▸ What is asked
Go through the entries one line at a time, and gather every line that has the word "ὀρέων".
___ Data listing
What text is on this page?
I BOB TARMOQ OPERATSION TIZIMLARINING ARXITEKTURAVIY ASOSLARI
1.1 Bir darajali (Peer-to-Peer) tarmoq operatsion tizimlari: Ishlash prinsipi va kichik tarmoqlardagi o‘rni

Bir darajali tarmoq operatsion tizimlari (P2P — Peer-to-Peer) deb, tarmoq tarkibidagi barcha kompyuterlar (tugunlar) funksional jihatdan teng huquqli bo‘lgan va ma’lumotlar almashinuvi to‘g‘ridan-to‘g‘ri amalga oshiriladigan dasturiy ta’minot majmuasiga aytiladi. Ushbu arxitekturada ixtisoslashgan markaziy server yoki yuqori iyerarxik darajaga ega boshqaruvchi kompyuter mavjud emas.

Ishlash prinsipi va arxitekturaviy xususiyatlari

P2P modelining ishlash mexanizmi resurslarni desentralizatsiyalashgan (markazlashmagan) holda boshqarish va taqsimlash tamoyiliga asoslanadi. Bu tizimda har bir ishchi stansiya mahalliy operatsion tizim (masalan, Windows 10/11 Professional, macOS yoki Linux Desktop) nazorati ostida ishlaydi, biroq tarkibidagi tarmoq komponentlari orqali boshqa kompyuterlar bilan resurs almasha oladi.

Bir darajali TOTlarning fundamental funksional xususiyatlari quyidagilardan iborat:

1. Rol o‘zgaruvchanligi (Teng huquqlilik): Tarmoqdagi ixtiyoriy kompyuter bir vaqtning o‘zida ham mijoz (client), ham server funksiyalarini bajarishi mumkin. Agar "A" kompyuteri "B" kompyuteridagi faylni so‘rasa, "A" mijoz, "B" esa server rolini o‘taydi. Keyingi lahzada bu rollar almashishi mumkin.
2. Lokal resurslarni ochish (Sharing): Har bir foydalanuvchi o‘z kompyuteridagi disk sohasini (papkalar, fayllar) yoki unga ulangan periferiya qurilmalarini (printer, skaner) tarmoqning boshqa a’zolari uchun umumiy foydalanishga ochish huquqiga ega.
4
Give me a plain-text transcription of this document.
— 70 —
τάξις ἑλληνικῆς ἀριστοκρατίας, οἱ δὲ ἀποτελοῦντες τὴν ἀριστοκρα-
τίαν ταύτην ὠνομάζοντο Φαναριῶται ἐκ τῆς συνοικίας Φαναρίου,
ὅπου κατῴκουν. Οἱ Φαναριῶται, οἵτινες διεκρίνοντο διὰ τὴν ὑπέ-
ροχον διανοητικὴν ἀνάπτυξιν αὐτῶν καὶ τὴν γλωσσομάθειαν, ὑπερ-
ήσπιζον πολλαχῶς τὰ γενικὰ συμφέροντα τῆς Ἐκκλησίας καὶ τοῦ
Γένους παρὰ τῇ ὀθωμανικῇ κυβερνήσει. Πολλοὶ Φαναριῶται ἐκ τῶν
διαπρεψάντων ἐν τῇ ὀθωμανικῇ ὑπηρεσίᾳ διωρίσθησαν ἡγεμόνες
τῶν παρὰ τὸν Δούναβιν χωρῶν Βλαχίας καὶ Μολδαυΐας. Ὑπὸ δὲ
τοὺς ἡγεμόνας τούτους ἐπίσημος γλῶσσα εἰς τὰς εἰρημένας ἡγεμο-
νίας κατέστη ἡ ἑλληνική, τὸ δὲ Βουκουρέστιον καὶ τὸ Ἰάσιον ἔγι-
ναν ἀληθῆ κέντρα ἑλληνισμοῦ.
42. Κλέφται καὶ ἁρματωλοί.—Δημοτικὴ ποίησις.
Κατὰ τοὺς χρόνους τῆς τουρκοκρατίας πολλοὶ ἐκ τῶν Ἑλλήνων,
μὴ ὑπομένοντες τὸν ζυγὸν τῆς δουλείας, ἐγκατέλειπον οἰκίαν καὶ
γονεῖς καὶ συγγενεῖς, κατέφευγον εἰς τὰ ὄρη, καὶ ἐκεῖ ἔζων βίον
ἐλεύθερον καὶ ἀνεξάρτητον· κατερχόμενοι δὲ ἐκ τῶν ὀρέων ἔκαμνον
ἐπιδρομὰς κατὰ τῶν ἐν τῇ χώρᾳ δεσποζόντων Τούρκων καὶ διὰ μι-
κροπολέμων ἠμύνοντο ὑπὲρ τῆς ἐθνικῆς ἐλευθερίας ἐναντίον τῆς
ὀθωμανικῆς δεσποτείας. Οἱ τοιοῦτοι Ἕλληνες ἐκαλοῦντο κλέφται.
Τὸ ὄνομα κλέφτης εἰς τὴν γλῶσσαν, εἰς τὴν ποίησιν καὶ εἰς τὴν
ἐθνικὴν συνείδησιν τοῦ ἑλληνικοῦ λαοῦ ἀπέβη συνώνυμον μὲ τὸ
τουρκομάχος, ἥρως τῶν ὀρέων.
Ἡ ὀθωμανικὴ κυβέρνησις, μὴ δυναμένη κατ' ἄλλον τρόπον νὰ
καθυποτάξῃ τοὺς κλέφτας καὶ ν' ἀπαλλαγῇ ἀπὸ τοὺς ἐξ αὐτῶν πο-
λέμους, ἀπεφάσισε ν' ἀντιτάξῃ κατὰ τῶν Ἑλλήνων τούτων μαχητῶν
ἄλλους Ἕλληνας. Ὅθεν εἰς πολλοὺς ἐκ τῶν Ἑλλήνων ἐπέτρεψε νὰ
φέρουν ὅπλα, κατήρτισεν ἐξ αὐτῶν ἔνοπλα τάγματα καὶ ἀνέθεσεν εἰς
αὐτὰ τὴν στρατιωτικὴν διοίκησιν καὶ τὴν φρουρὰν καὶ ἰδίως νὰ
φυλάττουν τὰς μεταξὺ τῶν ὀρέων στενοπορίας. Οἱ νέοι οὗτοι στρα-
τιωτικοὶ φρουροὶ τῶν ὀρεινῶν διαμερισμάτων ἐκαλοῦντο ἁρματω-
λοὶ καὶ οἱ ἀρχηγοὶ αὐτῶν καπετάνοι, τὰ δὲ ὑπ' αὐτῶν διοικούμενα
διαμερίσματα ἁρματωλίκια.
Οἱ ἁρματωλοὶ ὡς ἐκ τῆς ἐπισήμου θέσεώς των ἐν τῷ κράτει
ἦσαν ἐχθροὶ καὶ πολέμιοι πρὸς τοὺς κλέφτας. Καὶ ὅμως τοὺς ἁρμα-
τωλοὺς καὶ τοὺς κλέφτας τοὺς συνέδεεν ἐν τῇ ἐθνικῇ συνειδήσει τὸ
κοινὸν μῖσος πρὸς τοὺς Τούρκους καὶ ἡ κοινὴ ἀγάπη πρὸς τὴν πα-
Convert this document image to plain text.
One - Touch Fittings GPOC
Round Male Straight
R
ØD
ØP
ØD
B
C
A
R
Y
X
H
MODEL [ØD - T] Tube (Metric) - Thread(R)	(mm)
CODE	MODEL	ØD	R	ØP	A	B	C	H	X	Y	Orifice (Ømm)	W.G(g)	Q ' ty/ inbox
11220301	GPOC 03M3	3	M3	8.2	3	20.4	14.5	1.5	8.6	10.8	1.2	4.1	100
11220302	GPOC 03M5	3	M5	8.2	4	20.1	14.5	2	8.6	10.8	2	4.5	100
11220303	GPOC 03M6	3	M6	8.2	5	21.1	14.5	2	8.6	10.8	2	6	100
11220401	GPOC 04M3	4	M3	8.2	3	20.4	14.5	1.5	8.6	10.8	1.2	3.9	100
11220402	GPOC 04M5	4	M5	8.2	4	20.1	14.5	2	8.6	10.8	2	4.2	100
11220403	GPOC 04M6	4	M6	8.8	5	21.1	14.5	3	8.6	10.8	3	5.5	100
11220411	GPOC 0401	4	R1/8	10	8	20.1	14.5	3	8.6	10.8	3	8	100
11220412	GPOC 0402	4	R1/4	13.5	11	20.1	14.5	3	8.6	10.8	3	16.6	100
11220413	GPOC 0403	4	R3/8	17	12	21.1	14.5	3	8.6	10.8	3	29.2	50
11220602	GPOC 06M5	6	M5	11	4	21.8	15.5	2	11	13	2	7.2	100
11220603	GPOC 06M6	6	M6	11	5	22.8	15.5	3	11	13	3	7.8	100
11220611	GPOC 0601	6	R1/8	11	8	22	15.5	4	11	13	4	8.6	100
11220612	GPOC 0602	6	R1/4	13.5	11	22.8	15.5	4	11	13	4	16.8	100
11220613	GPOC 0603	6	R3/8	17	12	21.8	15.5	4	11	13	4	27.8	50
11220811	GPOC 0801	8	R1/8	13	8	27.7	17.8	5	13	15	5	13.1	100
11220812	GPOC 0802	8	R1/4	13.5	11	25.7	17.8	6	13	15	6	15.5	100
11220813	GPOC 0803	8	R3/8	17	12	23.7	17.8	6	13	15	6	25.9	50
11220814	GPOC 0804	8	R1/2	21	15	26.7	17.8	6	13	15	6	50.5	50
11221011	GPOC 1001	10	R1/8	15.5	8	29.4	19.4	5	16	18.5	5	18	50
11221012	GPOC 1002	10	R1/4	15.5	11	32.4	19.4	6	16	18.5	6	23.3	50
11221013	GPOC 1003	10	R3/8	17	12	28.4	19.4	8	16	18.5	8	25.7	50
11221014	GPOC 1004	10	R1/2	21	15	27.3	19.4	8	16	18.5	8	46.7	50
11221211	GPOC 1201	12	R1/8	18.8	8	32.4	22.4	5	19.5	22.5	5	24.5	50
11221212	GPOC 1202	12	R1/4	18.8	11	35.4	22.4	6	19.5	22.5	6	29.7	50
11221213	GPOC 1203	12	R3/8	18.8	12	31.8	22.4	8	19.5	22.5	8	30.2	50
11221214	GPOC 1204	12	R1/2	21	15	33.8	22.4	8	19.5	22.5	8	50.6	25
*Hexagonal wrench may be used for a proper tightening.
______
▸ Exercise result
ἐλεύθερον καὶ ἀνεξάρτητον· κατερχόμενοι δὲ ἐκ τῶν ὀρέων ἔκαμνον
τουρκομάχος, ἥρως τῶν ὀρέων.
φυλάττουν τὰς μεταξὺ τῶν ὀρέων στενοπορίας. Οἱ νέοι οὗτοι στρα-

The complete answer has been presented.